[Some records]
'''

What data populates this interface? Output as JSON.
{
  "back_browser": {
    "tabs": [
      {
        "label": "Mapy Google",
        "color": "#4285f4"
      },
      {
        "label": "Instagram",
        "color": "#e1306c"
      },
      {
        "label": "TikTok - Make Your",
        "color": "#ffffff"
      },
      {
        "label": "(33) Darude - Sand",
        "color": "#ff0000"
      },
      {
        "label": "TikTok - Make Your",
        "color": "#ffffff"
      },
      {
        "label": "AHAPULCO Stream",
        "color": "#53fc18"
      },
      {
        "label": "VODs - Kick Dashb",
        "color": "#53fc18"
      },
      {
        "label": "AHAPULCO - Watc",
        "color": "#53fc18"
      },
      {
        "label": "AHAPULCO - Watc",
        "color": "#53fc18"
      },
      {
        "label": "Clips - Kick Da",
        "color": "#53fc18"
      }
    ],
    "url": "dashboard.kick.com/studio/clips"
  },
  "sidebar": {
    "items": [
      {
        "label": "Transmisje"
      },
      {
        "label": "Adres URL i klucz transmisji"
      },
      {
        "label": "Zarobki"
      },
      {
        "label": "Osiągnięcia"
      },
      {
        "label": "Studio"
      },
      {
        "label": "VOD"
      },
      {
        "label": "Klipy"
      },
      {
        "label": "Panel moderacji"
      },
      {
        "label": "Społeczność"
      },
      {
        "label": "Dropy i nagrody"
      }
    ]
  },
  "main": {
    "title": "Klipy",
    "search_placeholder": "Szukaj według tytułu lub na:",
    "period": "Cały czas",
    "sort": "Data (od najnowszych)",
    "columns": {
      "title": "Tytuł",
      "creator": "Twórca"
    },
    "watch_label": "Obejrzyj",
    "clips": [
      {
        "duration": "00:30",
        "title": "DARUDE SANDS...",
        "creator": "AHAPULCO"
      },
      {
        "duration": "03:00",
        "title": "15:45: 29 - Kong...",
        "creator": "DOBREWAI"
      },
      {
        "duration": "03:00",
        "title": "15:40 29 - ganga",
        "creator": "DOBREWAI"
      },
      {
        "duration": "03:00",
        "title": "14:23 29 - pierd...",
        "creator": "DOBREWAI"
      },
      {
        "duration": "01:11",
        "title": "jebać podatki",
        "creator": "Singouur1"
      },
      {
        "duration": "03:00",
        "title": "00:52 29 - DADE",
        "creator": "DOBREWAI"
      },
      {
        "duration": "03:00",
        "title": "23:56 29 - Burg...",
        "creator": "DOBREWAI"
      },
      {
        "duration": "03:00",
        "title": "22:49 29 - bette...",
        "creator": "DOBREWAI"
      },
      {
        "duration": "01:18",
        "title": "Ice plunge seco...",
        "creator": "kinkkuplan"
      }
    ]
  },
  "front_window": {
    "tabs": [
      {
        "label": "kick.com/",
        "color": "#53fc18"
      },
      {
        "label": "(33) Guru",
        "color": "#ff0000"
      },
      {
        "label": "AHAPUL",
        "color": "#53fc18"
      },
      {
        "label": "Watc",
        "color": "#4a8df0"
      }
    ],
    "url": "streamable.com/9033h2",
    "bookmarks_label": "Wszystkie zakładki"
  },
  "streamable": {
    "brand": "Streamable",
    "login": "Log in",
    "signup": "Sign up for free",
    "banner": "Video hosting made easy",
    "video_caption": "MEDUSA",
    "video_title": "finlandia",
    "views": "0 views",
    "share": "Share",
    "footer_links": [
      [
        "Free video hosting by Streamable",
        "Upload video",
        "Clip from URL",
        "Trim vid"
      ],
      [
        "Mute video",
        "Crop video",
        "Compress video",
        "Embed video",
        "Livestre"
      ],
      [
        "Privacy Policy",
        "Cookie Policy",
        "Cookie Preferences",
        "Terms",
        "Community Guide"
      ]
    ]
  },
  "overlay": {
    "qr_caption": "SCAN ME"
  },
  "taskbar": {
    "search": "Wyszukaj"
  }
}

'''

▶ Short task: Reproduce the material precisely, including every line.

▶ Answer to this problem:
What data populates this interface? Output as JSON.
{
  "back_browser": {
    "tabs": [
      {
        "label": "Mapy Google",
        "color": "#4285f4"
      },
      {
        "label": "Instagram",
        "color": "#e1306c"
      },
      {
        "label": "TikTok - Make Your",
        "color": "#ffffff"
      },
      {
        "label": "(33) Darude - Sand",
        "color": "#ff0000"
      },
      {
        "label": "TikTok - Make Your",
        "color": "#ffffff"
      },
      {
        "label": "AHAPULCO Stream",
        "color": "#53fc18"
      },
      {
        "label": "VODs - Kick Dashb",
        "color": "#53fc18"
      },
      {
        "label": "AHAPULCO - Watc",
        "color": "#53fc18"
      },
      {
        "label": "AHAPULCO - Watc",
        "color": "#53fc18"
      },
      {
        "label": "Clips - Kick Da",
        "color": "#53fc18"
      }
    ],
    "url": "dashboard.kick.com/studio/clips"
  },
  "sidebar": {
    "items": [
      {
        "label": "Transmisje"
      },
      {
        "label": "Adres URL i klucz transmisji"
      },
      {
        "label": "Zarobki"
      },
      {
        "label": "Osiągnięcia"
      },
      {
        "label": "Studio"
      },
      {
        "label": "VOD"
      },
      {
        "label": "Klipy"
      },
      {
        "label": "Panel moderacji"
      },
      {
        "label": "Społeczność"
      },
      {
        "label": "Dropy i nagrody"
      }
    ]
  },
  "main": {
    "title": "Klipy",
    "search_placeholder": "Szukaj według tytułu lub na:",
    "period": "Cały czas",
    "sort": "Data (od najnowszych)",
    "columns": {
      "title": "Tytuł",
      "creator": "Twórca"
    },
    "watch_label": "Obejrzyj",
    "clips": [
      {
        "duration": "00:30",
        "title": "DARUDE SANDS...",
        "creator": "AHAPULCO"
      },
      {
        "duration": "03:00",
        "title": "15:45: 29 - Kong...",
        "creator": "DOBREWAI"
      },
      {
        "duration": "03:00",
        "title": "15:40 29 - ganga",
        "creator": "DOBREWAI"
      },
      {
        "duration": "03:00",
        "title": "14:23 29 - pierd...",
        "creator": "DOBREWAI"
      },
      {
        "duration": "01:11",
        "title": "jebać podatki",
        "creator": "Singouur1"
      },
      {
        "duration": "03:00",
        "title": "00:52 29 - DADE",
        "creator": "DOBREWAI"
      },
      {
        "duration": "03:00",
        "title": "23:56 29 - Burg...",
        "creator": "DOBREWAI"
      },
      {
        "duration": "03:00",
        "title": "22:49 29 - bette...",
        "creator": "DOBREWAI"
      },
      {
        "duration": "01:18",
        "title": "Ice plunge seco...",
        "creator": "kinkkuplan"
      }
    ]
  },
  "front_window": {
    "tabs": [
      {
        "label": "kick.com/",
        "color": "#53fc18"
      },
      {
        "label": "(33) Guru",
        "color": "#ff0000"
      },
      {
        "label": "AHAPUL",
        "color": "#53fc18"
      },
      {
        "label": "Watc",
        "color": "#4a8df0"
      }
    ],
    "url": "streamable.com/9033h2",
    "bookmarks_label": "Wszystkie zakładki"
  },
  "streamable": {
    "brand": "Streamable",
    "login": "Log in",
    "signup": "Sign up for free",
    "banner": "Video hosting made easy",
    "video_caption": "MEDUSA",
    "video_title": "finlandia",
    "views": "0 views",
    "share": "Share",
    "footer_links": [
      [
        "Free video hosting by Streamable",
        "Upload video",
        "Clip from URL",
        "Trim vid"
      ],
      [
        "Mute video",
        "Crop video",
        "Compress video",
        "Embed video",
        "Livestre"
      ],
      [
        "Privacy Policy",
        "Cookie Policy",
        "Cookie Preferences",
        "Terms",
        "Community Guide"
      ]
    ]
  },
  "overlay": {
    "qr_caption": "SCAN ME"
  },
  "taskbar": {
    "search": "Wyszukaj"
  }
}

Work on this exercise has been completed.